====== Recorded information

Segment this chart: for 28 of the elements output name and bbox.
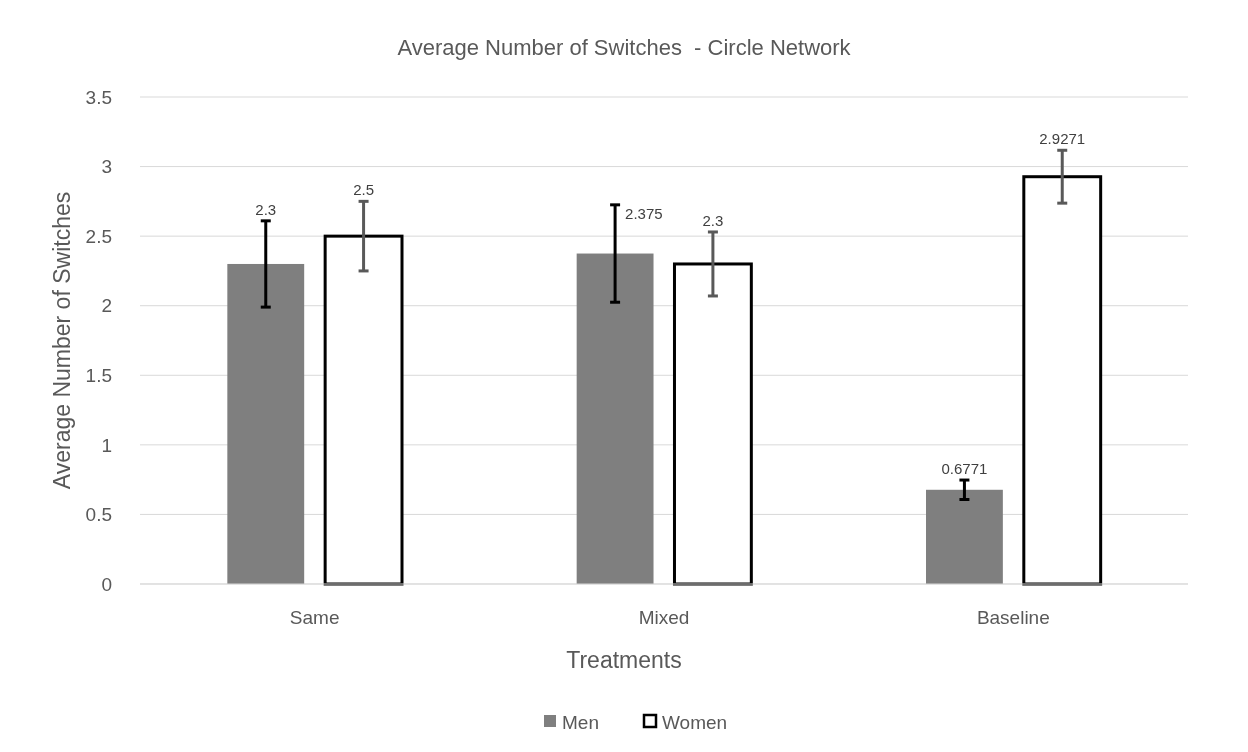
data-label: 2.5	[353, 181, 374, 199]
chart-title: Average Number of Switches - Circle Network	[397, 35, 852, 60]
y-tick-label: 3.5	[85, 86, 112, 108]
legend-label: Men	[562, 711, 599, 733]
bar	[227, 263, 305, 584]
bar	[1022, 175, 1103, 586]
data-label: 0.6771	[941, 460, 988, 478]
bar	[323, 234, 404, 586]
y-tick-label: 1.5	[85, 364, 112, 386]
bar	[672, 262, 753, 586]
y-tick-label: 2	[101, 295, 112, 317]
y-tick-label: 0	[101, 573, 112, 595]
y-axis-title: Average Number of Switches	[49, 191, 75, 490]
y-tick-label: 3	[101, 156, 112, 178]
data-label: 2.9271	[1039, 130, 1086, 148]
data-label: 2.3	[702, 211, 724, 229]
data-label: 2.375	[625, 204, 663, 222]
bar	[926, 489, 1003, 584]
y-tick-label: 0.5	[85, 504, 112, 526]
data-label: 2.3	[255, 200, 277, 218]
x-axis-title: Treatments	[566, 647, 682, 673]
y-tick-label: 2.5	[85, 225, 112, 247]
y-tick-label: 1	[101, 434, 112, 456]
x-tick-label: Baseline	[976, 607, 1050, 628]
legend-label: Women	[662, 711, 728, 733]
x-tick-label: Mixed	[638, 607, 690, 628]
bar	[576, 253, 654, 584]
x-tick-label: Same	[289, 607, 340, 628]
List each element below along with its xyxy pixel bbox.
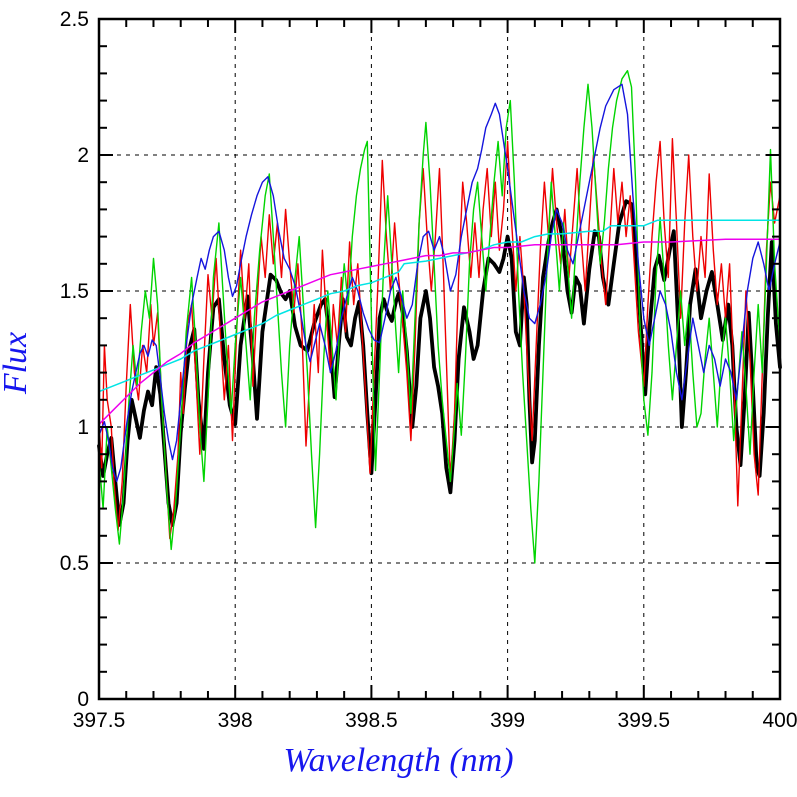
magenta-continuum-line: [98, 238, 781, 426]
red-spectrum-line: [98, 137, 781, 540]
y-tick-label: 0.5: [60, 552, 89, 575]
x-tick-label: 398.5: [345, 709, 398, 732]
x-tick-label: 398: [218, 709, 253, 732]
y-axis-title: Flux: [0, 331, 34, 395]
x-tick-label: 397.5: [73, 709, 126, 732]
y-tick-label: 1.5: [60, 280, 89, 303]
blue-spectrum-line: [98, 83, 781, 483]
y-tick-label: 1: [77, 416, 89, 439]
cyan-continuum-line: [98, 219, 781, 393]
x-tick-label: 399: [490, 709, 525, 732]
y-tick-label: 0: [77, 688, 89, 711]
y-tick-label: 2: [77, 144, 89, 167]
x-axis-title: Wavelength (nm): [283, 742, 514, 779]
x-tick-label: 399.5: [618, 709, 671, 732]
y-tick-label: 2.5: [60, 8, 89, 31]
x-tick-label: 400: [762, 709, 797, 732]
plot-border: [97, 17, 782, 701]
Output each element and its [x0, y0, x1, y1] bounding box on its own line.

============

**Goal of the exercise**. Reproduce every line of the two items above word for word, leaving out the pictures.

**The result**.
Segment this chart: for 28 of the elements output name and bbox.
data-label: 2.5	[353, 181, 374, 199]
chart-title: Average Number of Switches - Circle Network	[397, 35, 852, 60]
y-tick-label: 3.5	[85, 86, 112, 108]
legend-label: Men	[562, 711, 599, 733]
bar	[227, 263, 305, 584]
bar	[1022, 175, 1103, 586]
data-label: 0.6771	[941, 460, 988, 478]
bar	[323, 234, 404, 586]
y-tick-label: 1.5	[85, 364, 112, 386]
bar	[672, 262, 753, 586]
y-tick-label: 2	[101, 295, 112, 317]
y-tick-label: 0	[101, 573, 112, 595]
y-axis-title: Average Number of Switches	[49, 191, 75, 490]
y-tick-label: 3	[101, 156, 112, 178]
data-label: 2.9271	[1039, 130, 1086, 148]
data-label: 2.3	[702, 211, 724, 229]
data-label: 2.375	[625, 204, 663, 222]
bar	[926, 489, 1003, 584]
y-tick-label: 0.5	[85, 504, 112, 526]
data-label: 2.3	[255, 200, 277, 218]
x-axis-title: Treatments	[566, 647, 682, 673]
y-tick-label: 2.5	[85, 225, 112, 247]
y-tick-label: 1	[101, 434, 112, 456]
x-tick-label: Baseline	[976, 607, 1050, 628]
legend-label: Women	[662, 711, 728, 733]
x-tick-label: Mixed	[638, 607, 690, 628]
bar	[576, 253, 654, 584]
x-tick-label: Same	[289, 607, 340, 628]
List each element below along with its xyxy pixel bbox.
magenta-continuum-line: [98, 238, 781, 426]
red-spectrum-line: [98, 137, 781, 540]
y-tick-label: 0.5: [60, 552, 89, 575]
x-tick-label: 398.5: [345, 709, 398, 732]
x-tick-label: 398: [218, 709, 253, 732]
y-axis-title: Flux: [0, 331, 34, 395]
x-tick-label: 397.5: [73, 709, 126, 732]
y-tick-label: 1.5: [60, 280, 89, 303]
blue-spectrum-line: [98, 83, 781, 483]
y-tick-label: 1: [77, 416, 89, 439]
cyan-continuum-line: [98, 219, 781, 393]
x-tick-label: 399: [490, 709, 525, 732]
y-tick-label: 0: [77, 688, 89, 711]
y-tick-label: 2: [77, 144, 89, 167]
x-axis-title: Wavelength (nm): [283, 742, 514, 779]
x-tick-label: 399.5: [618, 709, 671, 732]
y-tick-label: 2.5: [60, 8, 89, 31]
x-tick-label: 400: [762, 709, 797, 732]
plot-border: [97, 17, 782, 701]
Output each element and its [x0, y0, x1, y1] bounding box on its own line.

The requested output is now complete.